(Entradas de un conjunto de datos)
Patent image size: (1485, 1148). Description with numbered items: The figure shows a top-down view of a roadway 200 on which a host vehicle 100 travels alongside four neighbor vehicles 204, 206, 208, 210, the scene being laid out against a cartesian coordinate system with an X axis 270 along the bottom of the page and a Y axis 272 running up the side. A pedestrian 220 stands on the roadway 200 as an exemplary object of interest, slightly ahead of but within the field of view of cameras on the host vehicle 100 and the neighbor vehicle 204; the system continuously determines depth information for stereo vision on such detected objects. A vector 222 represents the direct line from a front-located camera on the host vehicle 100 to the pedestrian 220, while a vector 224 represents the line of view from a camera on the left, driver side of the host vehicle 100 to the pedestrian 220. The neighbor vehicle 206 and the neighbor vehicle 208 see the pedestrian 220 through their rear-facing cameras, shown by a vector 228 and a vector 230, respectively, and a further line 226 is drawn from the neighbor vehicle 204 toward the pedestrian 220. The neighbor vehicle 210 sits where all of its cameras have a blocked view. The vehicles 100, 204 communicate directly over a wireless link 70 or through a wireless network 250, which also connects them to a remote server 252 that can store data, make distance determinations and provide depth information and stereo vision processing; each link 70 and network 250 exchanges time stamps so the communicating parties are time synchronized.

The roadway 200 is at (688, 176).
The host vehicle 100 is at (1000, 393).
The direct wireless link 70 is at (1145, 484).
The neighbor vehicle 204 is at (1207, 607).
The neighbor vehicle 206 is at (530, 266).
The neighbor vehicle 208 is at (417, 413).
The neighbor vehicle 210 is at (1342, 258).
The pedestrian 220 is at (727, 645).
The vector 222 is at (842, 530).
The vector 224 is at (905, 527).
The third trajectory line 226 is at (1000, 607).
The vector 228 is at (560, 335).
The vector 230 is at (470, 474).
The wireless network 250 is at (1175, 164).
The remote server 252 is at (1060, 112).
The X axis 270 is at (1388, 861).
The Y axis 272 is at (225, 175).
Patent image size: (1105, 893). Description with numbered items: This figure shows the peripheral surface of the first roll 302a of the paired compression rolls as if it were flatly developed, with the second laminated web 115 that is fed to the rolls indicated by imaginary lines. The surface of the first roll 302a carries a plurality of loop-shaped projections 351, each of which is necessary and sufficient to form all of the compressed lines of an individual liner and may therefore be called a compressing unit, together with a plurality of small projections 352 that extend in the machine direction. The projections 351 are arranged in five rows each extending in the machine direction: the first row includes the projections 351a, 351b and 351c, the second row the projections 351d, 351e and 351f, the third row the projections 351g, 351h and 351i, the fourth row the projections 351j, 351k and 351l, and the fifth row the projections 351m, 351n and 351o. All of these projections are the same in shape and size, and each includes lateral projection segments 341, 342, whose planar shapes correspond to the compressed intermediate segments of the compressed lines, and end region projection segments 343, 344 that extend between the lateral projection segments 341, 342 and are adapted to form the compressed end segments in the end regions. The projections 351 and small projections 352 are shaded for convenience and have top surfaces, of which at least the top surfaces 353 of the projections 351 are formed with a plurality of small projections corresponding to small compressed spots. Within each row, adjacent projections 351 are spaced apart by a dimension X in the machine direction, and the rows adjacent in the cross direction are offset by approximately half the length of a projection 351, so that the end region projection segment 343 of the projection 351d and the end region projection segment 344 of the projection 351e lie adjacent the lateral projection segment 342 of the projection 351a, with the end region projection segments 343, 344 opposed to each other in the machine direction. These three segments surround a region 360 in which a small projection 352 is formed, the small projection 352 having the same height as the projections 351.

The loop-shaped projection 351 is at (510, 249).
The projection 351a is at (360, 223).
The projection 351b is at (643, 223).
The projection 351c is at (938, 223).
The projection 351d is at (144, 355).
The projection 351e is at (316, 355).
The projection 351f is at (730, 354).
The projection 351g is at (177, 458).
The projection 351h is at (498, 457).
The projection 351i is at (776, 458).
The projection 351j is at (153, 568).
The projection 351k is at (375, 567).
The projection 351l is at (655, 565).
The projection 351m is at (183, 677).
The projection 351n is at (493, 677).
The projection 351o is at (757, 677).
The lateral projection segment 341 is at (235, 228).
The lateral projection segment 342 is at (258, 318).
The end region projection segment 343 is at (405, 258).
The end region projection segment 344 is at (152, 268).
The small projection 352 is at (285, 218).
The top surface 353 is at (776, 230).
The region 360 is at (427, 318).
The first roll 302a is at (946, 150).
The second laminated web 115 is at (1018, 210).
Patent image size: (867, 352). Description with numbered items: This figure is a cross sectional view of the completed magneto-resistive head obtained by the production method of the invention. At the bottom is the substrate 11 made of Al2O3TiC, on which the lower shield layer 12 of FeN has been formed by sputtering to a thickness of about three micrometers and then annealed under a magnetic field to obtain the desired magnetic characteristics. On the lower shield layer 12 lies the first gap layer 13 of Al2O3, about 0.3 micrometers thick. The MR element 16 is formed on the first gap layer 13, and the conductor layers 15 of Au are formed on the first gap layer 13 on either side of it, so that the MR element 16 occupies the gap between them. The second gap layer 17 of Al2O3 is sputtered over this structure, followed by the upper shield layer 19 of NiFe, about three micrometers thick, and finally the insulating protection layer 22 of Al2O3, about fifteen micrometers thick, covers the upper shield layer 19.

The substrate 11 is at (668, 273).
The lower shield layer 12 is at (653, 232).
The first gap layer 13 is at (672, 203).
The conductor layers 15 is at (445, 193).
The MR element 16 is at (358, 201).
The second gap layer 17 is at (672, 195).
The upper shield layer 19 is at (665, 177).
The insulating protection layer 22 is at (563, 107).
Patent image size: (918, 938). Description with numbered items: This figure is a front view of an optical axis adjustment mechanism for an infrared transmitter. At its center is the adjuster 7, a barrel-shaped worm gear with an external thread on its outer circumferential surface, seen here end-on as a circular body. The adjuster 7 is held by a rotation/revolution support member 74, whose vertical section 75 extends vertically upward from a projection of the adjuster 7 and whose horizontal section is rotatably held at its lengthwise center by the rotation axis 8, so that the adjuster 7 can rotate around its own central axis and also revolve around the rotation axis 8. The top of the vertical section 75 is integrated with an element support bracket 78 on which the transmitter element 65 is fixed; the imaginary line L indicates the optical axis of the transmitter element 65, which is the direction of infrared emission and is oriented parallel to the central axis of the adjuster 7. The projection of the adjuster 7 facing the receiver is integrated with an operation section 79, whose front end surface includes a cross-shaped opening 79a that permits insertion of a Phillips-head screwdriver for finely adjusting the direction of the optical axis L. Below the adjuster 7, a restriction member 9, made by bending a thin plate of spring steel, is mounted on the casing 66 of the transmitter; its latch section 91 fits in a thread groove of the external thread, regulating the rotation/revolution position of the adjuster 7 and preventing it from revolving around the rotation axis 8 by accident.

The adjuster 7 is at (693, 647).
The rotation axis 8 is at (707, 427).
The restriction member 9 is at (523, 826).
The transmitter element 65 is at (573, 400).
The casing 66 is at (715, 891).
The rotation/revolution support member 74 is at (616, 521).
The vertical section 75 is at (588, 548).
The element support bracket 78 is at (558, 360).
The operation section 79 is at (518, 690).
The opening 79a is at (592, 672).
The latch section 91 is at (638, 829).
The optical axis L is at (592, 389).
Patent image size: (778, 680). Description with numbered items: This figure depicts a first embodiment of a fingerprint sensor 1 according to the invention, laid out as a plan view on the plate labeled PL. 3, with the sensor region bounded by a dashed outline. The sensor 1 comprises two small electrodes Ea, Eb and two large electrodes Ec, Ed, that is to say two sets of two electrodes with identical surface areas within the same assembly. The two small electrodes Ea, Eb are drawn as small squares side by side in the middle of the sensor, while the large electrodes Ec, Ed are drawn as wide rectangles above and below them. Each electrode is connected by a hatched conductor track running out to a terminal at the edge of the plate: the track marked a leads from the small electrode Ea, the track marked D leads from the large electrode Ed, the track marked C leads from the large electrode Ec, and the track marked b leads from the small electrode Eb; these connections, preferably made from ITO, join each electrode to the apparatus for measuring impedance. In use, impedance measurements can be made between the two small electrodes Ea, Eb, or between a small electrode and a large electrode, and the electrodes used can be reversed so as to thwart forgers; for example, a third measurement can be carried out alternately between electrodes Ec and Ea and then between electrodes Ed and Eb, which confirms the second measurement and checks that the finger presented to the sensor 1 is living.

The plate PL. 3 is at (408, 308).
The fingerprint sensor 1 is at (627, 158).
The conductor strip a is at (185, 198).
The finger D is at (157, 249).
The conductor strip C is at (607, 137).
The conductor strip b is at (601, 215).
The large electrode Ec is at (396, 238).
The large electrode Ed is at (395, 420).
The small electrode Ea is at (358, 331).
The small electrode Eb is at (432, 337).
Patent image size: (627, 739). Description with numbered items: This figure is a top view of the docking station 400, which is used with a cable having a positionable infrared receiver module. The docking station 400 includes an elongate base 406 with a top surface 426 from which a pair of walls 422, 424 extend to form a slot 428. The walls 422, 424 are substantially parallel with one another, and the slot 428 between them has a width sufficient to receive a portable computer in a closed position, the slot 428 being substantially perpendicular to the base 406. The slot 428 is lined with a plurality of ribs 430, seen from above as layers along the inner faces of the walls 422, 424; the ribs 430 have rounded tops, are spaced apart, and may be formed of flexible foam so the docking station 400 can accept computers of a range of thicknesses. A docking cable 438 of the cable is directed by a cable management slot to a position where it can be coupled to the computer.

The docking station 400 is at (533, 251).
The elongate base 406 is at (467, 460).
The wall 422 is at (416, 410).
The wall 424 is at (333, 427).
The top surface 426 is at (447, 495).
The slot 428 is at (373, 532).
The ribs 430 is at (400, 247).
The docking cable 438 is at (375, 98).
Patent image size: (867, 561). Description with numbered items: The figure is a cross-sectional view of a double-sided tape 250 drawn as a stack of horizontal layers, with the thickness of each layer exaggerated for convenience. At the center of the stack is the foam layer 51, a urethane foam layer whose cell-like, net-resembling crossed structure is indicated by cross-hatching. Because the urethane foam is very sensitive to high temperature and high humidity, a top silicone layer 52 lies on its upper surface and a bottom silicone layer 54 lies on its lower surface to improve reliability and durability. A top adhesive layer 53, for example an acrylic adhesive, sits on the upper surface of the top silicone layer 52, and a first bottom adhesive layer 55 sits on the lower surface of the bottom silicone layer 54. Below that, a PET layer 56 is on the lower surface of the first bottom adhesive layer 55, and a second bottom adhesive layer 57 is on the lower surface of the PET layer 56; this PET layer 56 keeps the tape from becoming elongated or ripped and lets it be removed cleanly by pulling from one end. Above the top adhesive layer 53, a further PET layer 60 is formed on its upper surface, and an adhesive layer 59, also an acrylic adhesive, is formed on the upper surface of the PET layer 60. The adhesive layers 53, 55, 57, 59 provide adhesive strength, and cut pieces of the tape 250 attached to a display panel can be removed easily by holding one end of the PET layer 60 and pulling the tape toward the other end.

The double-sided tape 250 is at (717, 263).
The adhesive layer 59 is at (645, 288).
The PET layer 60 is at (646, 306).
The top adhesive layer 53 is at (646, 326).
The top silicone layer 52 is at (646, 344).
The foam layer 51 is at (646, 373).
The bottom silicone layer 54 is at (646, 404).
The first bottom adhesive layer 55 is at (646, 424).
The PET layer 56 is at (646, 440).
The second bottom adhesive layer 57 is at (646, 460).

Instrucciones:
Cambia "worm gear" por "worm wheel" en los datos que van desde la línea que contiene "Patent image size: (918, 938)." hasta la que contiene "The optical axis L is at (592, 389).", ambas incluidas. Reproduce solo esas líneas, sin ninguna otra modificación.

Solución:
Patent image size: (918, 938). Description with numbered items: This figure is a front view of an optical axis adjustment mechanism for an infrared transmitter. At its center is the adjuster 7, a barrel-shaped worm wheel with an external thread on its outer circumferential surface, seen here end-on as a circular body. The adjuster 7 is held by a rotation/revolution support member 74, whose vertical section 75 extends vertically upward from a projection of the adjuster 7 and whose horizontal section is rotatably held at its lengthwise center by the rotation axis 8, so that the adjuster 7 can rotate around its own central axis and also revolve around the rotation axis 8. The top of the vertical section 75 is integrated with an element support bracket 78 on which the transmitter element 65 is fixed; the imaginary line L indicates the optical axis of the transmitter element 65, which is the direction of infrared emission and is oriented parallel to the central axis of the adjuster 7. The projection of the adjuster 7 facing the receiver is integrated with an operation section 79, whose front end surface includes a cross-shaped opening 79a that permits insertion of a Phillips-head screwdriver for finely adjusting the direction of the optical axis L. Below the adjuster 7, a restriction member 9, made by bending a thin plate of spring steel, is mounted on the casing 66 of the transmitter; its latch section 91 fits in a thread groove of the external thread, regulating the rotation/revolution position of the adjuster 7 and preventing it from revolving around the rotation axis 8 by accident.

The adjuster 7 is at (693, 647).
The rotation axis 8 is at (707, 427).
The restriction member 9 is at (523, 826).
The transmitter element 65 is at (573, 400).
The casing 66 is at (715, 891).
The rotation/revolution support member 74 is at (616, 521).
The vertical section 75 is at (588, 548).
The element support bracket 78 is at (558, 360).
The operation section 79 is at (518, 690).
The opening 79a is at (592, 672).
The latch section 91 is at (638, 829).
The optical axis L is at (592, 389).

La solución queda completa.